(Records from a collection of figures)
◆ ◆ ◆ ◆

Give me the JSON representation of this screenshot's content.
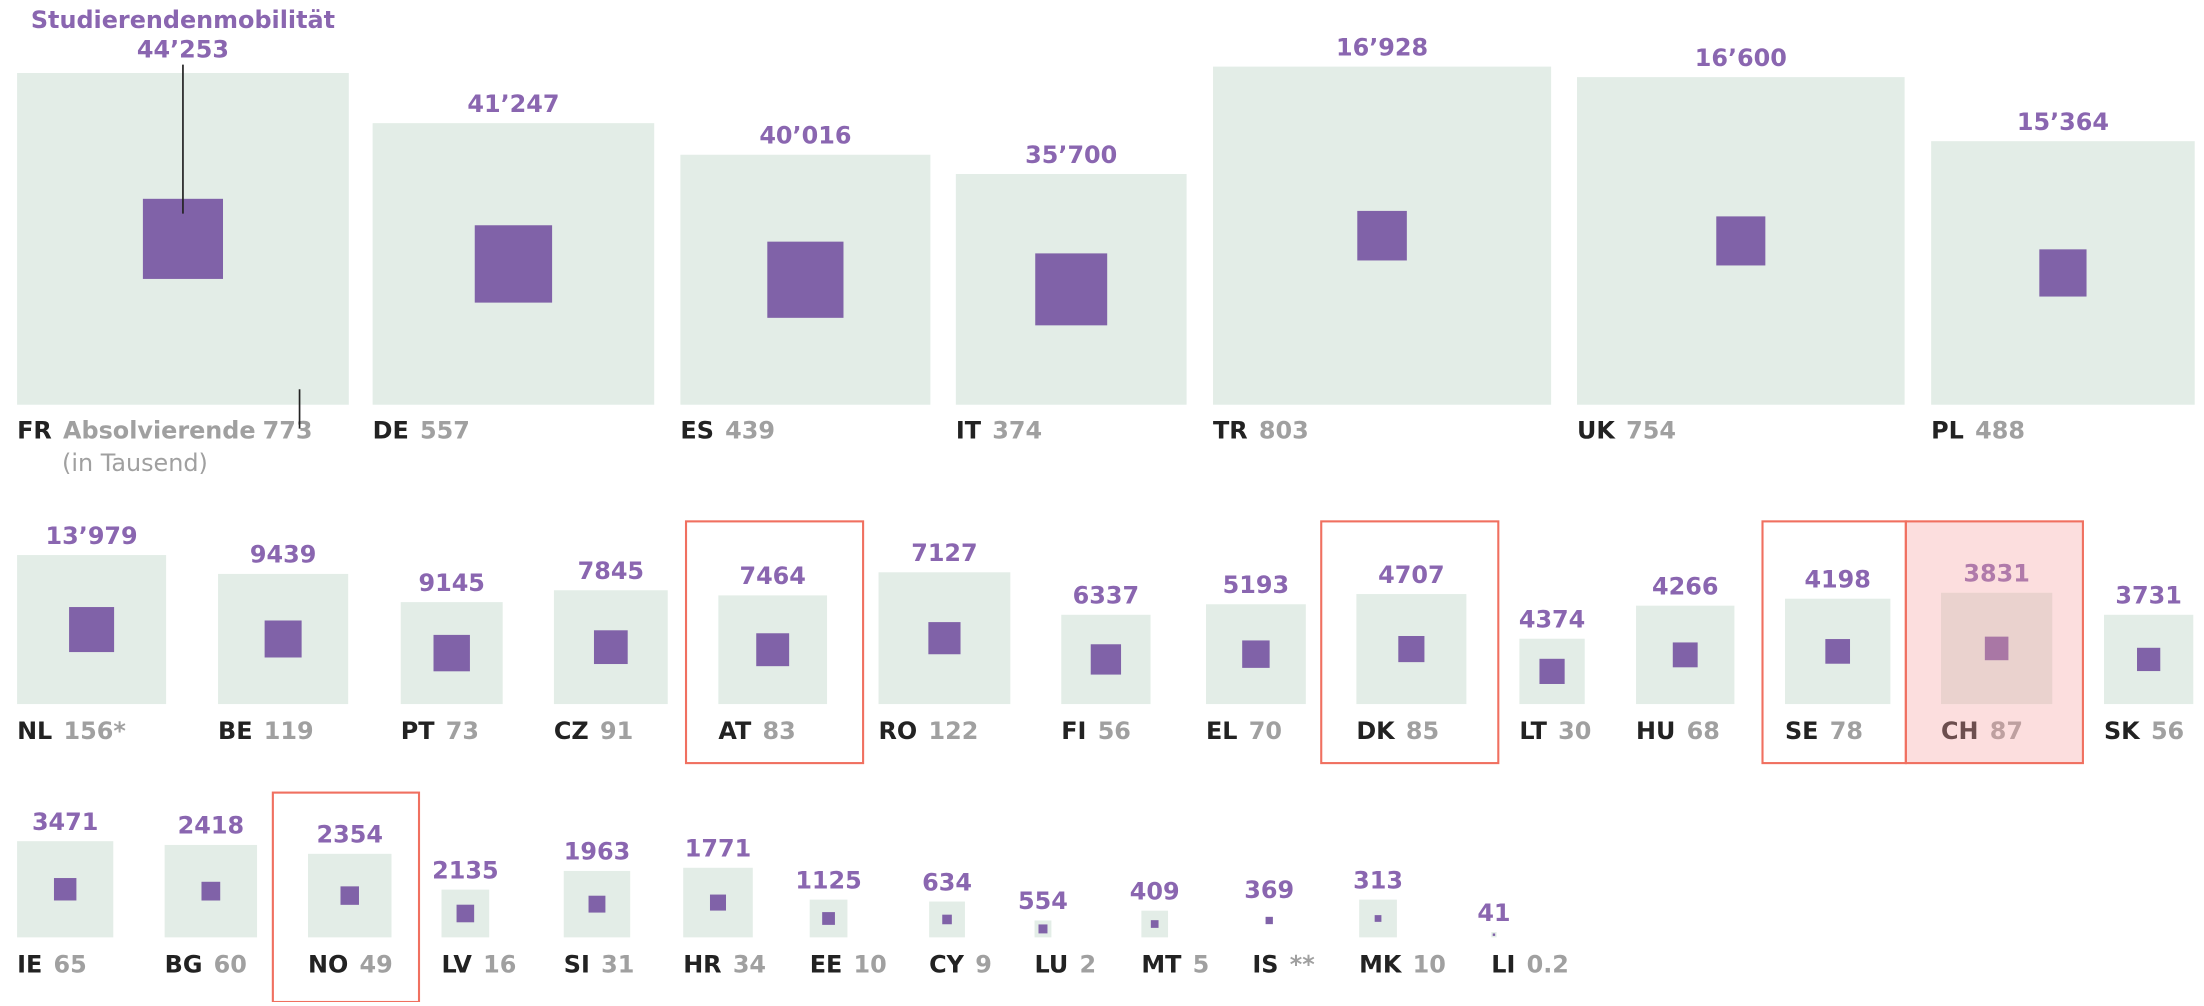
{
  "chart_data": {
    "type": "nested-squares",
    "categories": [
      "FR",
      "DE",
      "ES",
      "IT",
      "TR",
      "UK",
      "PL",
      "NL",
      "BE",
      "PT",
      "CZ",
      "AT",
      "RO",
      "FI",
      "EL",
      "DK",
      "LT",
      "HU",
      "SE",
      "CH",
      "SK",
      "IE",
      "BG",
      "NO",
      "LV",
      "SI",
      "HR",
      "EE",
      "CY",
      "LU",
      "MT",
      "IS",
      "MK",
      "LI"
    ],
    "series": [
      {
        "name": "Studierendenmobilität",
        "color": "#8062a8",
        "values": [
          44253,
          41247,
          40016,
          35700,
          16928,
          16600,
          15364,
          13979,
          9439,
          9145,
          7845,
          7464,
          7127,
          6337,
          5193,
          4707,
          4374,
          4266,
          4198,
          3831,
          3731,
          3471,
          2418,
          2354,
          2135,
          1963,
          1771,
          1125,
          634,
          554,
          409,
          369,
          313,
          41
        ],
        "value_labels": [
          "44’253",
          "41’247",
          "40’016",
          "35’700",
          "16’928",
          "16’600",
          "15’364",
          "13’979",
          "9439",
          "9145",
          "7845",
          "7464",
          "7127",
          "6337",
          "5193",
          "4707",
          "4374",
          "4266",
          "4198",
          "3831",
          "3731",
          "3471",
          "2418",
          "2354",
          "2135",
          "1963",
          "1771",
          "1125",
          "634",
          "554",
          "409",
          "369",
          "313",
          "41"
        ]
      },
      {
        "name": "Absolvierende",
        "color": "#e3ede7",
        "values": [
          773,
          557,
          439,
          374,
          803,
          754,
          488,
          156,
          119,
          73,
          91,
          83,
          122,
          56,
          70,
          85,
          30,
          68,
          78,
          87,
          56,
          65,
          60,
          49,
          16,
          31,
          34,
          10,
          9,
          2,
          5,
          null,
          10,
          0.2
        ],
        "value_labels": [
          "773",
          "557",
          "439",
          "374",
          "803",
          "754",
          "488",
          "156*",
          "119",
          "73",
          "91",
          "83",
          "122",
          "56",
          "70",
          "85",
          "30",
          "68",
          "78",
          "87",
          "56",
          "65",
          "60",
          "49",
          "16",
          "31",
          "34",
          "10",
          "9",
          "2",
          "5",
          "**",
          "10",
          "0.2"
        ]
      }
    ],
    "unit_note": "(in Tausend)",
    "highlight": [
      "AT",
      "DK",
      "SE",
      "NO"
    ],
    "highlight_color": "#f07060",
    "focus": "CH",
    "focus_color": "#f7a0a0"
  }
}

◆ ◆ ◆ ◆

Task details
Return the material exactly as given, apart from the pictures.

Task solution
Give me the JSON representation of this screenshot's content.
{
  "chart_data": {
    "type": "nested-squares",
    "categories": [
      "FR",
      "DE",
      "ES",
      "IT",
      "TR",
      "UK",
      "PL",
      "NL",
      "BE",
      "PT",
      "CZ",
      "AT",
      "RO",
      "FI",
      "EL",
      "DK",
      "LT",
      "HU",
      "SE",
      "CH",
      "SK",
      "IE",
      "BG",
      "NO",
      "LV",
      "SI",
      "HR",
      "EE",
      "CY",
      "LU",
      "MT",
      "IS",
      "MK",
      "LI"
    ],
    "series": [
      {
        "name": "Studierendenmobilität",
        "color": "#8062a8",
        "values": [
          44253,
          41247,
          40016,
          35700,
          16928,
          16600,
          15364,
          13979,
          9439,
          9145,
          7845,
          7464,
          7127,
          6337,
          5193,
          4707,
          4374,
          4266,
          4198,
          3831,
          3731,
          3471,
          2418,
          2354,
          2135,
          1963,
          1771,
          1125,
          634,
          554,
          409,
          369,
          313,
          41
        ],
        "value_labels": [
          "44’253",
          "41’247",
          "40’016",
          "35’700",
          "16’928",
          "16’600",
          "15’364",
          "13’979",
          "9439",
          "9145",
          "7845",
          "7464",
          "7127",
          "6337",
          "5193",
          "4707",
          "4374",
          "4266",
          "4198",
          "3831",
          "3731",
          "3471",
          "2418",
          "2354",
          "2135",
          "1963",
          "1771",
          "1125",
          "634",
          "554",
          "409",
          "369",
          "313",
          "41"
        ]
      },
      {
        "name": "Absolvierende",
        "color": "#e3ede7",
        "values": [
          773,
          557,
          439,
          374,
          803,
          754,
          488,
          156,
          119,
          73,
          91,
          83,
          122,
          56,
          70,
          85,
          30,
          68,
          78,
          87,
          56,
          65,
          60,
          49,
          16,
          31,
          34,
          10,
          9,
          2,
          5,
          null,
          10,
          0.2
        ],
        "value_labels": [
          "773",
          "557",
          "439",
          "374",
          "803",
          "754",
          "488",
          "156*",
          "119",
          "73",
          "91",
          "83",
          "122",
          "56",
          "70",
          "85",
          "30",
          "68",
          "78",
          "87",
          "56",
          "65",
          "60",
          "49",
          "16",
          "31",
          "34",
          "10",
          "9",
          "2",
          "5",
          "**",
          "10",
          "0.2"
        ]
      }
    ],
    "unit_note": "(in Tausend)",
    "highlight": [
      "AT",
      "DK",
      "SE",
      "NO"
    ],
    "highlight_color": "#f07060",
    "focus": "CH",
    "focus_color": "#f7a0a0"
  }
}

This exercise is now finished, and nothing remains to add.